-- Task --
Retype every entry exactly, character for character.

>> BEGIN Dataset rows

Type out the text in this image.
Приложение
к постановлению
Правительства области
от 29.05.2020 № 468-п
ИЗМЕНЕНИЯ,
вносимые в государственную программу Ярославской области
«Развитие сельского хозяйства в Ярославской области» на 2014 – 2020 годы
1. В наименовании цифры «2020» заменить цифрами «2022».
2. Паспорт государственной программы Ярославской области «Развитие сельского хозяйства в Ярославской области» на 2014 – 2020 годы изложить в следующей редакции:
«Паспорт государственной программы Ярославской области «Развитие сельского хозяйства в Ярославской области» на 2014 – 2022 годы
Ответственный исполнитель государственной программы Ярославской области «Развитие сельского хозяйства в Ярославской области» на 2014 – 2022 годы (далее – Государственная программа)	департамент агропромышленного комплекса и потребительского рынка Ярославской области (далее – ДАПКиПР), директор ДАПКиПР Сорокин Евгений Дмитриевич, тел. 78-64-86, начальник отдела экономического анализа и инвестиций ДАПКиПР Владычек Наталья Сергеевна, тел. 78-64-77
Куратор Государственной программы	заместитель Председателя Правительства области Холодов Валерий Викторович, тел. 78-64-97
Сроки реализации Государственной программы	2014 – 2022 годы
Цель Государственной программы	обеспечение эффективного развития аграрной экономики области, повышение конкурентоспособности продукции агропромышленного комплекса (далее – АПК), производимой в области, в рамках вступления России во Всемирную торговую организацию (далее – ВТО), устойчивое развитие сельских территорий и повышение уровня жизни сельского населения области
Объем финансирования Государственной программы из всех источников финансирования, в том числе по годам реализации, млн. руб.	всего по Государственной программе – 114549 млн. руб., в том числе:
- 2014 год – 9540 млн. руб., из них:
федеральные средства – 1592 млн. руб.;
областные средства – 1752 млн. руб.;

>> END Dataset rows

-- Response to this exercise --
Type out the text in this image.
Приложение
к постановлению
Правительства области
от 29.05.2020 № 468-п
ИЗМЕНЕНИЯ,
вносимые в государственную программу Ярославской области
«Развитие сельского хозяйства в Ярославской области» на 2014 – 2020 годы
1. В наименовании цифры «2020» заменить цифрами «2022».
2. Паспорт государственной программы Ярославской области «Развитие сельского хозяйства в Ярославской области» на 2014 – 2020 годы изложить в следующей редакции:
«Паспорт государственной программы Ярославской области «Развитие сельского хозяйства в Ярославской области» на 2014 – 2022 годы
Ответственный исполнитель государственной программы Ярославской области «Развитие сельского хозяйства в Ярославской области» на 2014 – 2022 годы (далее – Государственная программа)	департамент агропромышленного комплекса и потребительского рынка Ярославской области (далее – ДАПКиПР), директор ДАПКиПР Сорокин Евгений Дмитриевич, тел. 78-64-86, начальник отдела экономического анализа и инвестиций ДАПКиПР Владычек Наталья Сергеевна, тел. 78-64-77
Куратор Государственной программы	заместитель Председателя Правительства области Холодов Валерий Викторович, тел. 78-64-97
Сроки реализации Государственной программы	2014 – 2022 годы
Цель Государственной программы	обеспечение эффективного развития аграрной экономики области, повышение конкурентоспособности продукции агропромышленного комплекса (далее – АПК), производимой в области, в рамках вступления России во Всемирную торговую организацию (далее – ВТО), устойчивое развитие сельских территорий и повышение уровня жизни сельского населения области
Объем финансирования Государственной программы из всех источников финансирования, в том числе по годам реализации, млн. руб.	всего по Государственной программе – 114549 млн. руб., в том числе:
- 2014 год – 9540 млн. руб., из них:
федеральные средства – 1592 млн. руб.;
областные средства – 1752 млн. руб.;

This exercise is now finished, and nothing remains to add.